_Source extract:_
-=-=-=-=-

Chapter 7 Data Integration

7.1 Sample splitter to count insects

Sample Splitter

Some of the designs that I first set up with some of the first things, but the Forest Service used — reverse sequential sampling to drop things out, but in a reverse — see the guy that was eventually, what was the guy, the other fellow that was the heavy hitter for the Forest Service? He eventually came on the department later on. I can’t think of his name.

*Who was at the Forest Service?

Yeah.

*Bill Bedard, CJ?

No.

*Fields Cobb? Carl Huffaker?

He ended up being the head of the department there for a while.

*Bill Waters?

Yeah, Bill Waters, yeah. So Bill Waters back in — was some of the first cuts out of putting a sequential sampling, see if you could reduce the amount of labor put into the sampling aspect actually, interestingly enough. So he was more than interested in reverse sequential sampling — at the time and then with the layout that was symmetric, that maybe analysis of the experiment ever so much easier.

14.1

I’m really curious about what you dug up in terms of bits and pieces of the work that was going on in the modeling effort, especially for Dave Wood and the group.

*Well, I haven’t been able to get too much. What I got, I got the sample splitter stuff so I’ve got all the papers related to the sample splitter, including a copy of Ken Lindahl’s thesis.

Let me ask a question at this point. Does the sample splitter include the stuff – statistics, and I also as I remember ran some tests on them to make sure that the sample splitter was working correctly, and even though the tests were not significant with the normal distribution test, they were with the – statistic. And this was something that happened a number of other times when we looked at fields called the data for a whole bunch of things, especially –. So is that data available, and is that what you found?

*Yeah, I’ve got all that data. It’s all on sheets so it’s all on paper.

Were the plots, did they still have the plots?

*Yes.

Wonderful.

*Yeah, so I’ve got all the plots and I’ve got all of Paul Tilden’s stuff, Fields Cobb, whatever the data analysis. Now there’s a lot of it to sort through. There’s huge, you know, a big format blue binders with the 11 x 17 paper, computer paper. It’s all dusty but I’ve got it. So the data is there and then the work that Ken Lindahl did on the sample and the bias and the sample splitter is all there in his thesis. That’s the main stuff that I’ve been able to pull together. Don Dahlsten allegedly has some other material and Bob Luck is supposed to contact him but I haven’t heard anything directly on that yet. So that’s still in limbo, and that may be where the Bayesian stuff is, in Don Dahlsten’s office.

Yeah, may very well be. Well that’s very encouraging.

*Yeah, Dave Wood sent me about 75 pounds of stuff.

Wonderful. So maybe his final statement at the end of that application and the data will be analyzed will finally come true.

*And he would like that, he would like that. So I’ll probably look at the sample splitter stuff this summer. I’ve got it all in one place.

Well then I really have to, two pieces of the, the sample splitter stuff, and part of that it seemed to me I was beginning to do the work that the first estimate said that the math likelihood estimator of the reverse sampling technique was just a simple ratio.

*Right.

But if you went to a traditional type of mean and variance type of estimator, the one – direct, it was a messy expression that I was in the first part of unraveling the plots on the APL work on the plotter. Did that ever show, did that stuff show up?

*Yeah. The plots, well I think that’s there. There are certainly plots that I did that, they’re sort of wavy lines that show that the bias is largest right near to the end. I recognize some plots that I did over 20 years ago.

-=-=-=-=-

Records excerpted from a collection
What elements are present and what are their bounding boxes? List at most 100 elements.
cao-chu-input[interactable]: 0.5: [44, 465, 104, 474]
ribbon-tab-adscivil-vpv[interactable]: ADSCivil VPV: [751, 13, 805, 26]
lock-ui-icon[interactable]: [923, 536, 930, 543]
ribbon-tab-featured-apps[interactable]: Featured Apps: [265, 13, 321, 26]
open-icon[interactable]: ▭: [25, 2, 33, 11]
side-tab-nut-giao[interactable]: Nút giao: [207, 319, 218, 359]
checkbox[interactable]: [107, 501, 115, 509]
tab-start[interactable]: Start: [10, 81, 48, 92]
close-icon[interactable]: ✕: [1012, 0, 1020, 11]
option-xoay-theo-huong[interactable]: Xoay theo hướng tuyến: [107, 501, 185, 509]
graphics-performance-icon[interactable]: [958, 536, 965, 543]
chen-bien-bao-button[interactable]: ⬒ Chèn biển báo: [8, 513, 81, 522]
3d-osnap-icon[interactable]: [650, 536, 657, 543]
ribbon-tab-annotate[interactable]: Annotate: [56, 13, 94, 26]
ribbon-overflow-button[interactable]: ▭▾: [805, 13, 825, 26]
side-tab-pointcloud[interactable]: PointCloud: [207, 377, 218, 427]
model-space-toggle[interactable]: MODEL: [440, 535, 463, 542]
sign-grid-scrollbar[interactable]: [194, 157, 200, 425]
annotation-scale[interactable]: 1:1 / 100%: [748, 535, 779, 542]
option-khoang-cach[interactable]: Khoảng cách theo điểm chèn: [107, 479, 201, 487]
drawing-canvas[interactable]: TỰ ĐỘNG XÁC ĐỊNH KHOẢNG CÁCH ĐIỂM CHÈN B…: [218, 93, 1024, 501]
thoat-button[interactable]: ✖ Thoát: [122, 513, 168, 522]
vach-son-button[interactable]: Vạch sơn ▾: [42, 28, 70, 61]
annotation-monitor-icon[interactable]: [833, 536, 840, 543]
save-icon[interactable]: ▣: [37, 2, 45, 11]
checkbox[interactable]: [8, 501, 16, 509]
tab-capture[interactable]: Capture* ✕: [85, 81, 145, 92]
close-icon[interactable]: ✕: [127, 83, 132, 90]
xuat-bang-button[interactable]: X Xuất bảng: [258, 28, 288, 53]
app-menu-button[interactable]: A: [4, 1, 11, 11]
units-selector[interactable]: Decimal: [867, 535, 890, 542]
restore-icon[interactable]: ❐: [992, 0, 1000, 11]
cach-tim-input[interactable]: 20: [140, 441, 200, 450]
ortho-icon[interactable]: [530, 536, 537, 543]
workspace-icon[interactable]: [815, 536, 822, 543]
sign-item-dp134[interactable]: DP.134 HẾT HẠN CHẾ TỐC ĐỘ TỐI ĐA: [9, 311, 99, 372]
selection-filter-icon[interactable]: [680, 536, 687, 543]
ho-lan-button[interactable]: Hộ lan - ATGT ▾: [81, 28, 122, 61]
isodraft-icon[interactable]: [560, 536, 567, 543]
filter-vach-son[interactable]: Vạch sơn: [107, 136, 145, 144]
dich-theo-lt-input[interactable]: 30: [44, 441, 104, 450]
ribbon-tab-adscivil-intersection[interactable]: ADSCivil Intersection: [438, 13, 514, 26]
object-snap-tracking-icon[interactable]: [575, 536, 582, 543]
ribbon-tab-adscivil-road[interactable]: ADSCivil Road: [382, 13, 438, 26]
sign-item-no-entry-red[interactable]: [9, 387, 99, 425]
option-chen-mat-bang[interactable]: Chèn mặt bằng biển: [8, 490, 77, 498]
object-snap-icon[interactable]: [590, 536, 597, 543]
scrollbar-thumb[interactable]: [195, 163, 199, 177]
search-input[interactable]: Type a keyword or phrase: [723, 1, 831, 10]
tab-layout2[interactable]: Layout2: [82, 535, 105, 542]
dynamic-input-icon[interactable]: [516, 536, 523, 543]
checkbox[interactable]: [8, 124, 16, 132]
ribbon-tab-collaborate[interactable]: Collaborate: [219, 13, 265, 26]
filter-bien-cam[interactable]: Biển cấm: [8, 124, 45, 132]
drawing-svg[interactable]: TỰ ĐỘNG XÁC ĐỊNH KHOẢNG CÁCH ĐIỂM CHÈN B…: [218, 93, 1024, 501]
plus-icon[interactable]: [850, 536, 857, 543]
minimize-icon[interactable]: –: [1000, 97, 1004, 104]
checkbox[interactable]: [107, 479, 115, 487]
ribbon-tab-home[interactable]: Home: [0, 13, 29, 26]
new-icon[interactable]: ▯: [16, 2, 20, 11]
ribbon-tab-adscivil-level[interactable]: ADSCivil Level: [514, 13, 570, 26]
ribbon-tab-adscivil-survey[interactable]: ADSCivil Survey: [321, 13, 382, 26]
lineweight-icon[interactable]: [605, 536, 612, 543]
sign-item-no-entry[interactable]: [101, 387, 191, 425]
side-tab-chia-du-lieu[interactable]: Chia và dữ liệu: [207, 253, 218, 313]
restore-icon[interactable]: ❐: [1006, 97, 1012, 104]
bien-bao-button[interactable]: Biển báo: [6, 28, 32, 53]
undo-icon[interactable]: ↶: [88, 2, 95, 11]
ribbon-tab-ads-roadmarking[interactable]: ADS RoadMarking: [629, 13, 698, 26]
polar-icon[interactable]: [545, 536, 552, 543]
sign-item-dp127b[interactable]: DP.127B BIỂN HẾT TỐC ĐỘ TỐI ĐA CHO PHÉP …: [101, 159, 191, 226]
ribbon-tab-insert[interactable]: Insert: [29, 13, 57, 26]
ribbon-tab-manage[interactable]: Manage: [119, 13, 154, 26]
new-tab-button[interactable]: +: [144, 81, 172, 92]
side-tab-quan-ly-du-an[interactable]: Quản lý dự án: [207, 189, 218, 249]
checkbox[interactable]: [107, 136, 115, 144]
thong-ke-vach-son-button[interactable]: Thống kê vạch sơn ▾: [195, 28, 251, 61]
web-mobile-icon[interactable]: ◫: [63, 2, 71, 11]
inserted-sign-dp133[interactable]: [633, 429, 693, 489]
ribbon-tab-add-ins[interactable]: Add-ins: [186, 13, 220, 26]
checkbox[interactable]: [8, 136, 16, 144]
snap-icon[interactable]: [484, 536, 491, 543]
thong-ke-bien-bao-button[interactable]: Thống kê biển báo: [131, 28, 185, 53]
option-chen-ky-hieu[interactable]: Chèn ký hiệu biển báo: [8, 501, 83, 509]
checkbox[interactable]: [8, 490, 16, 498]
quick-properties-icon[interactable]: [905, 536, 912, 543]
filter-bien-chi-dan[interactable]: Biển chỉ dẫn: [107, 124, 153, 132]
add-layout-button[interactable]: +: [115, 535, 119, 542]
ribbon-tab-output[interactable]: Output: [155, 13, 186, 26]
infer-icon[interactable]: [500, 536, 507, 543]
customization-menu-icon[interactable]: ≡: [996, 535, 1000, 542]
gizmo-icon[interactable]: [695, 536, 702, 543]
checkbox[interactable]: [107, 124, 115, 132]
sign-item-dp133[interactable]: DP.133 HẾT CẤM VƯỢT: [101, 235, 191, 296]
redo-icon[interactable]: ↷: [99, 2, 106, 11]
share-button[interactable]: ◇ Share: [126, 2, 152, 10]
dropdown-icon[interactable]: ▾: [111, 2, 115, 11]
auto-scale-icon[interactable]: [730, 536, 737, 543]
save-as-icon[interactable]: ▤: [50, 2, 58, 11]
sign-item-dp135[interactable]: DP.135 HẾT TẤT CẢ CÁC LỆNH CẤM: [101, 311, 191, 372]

-=-=-=-=-

_Given instruction 1:_ In the sample splitter interview, about how much material did Dave Wood send?
_Given instruction 2:_ Translate this sentence from the sample splitter interview into Spanish: "It's all dusty but I've got it."
_Given instruction 3:_ Carry on the sample splitter interview from its last line.

_Task output 1:_ About 75 pounds of material.

_Task output 2:_ Está todo lleno de polvo, pero lo tengo.

_Task output 3:_
Wonderful. Then my other question, it seemed that there were some pieces of Ken Lindall’s work that were used finishing up his dissertation. That work, Dave also sent me copies of that, but I had the impression that that piece had gone back to pure – theory with no number type of – relationship. Am I right on that?

*I think you’re right on that. I started to look through Ken’s thesis but it’s real hard to go through it because he’s got titles like Introduction, Methods, Theory. I mean it’s hard to tell what section is what, so I just sort of flipped through it.

As far as you could tell right off the top, it was – theory, – theory with no –. Even say a log normal which we were using – estimator. Now what am I trying to remember? The – and it’s a generalization that the — quotient is a multivariate. Is that right? Am I pulling that out of the – OK?

*That sounds right.

And with the multivariate, then it was basically sort of an exact counting function for numbers that would run between 0 and N, with N being a very finite number in mathematical things, and minus numbers being total garbage in terms of making sense in terms of that. So although the physical systems sometimes – make sense, in this particular case it made no sense at all, and also because of the number of pieces involved, they were being sampled by Don Dahlsten and you got some incredible number of zeroes. By far the most common value that you would get would be zero. Is that all – seem reasonable? – 20 years ago with the first –?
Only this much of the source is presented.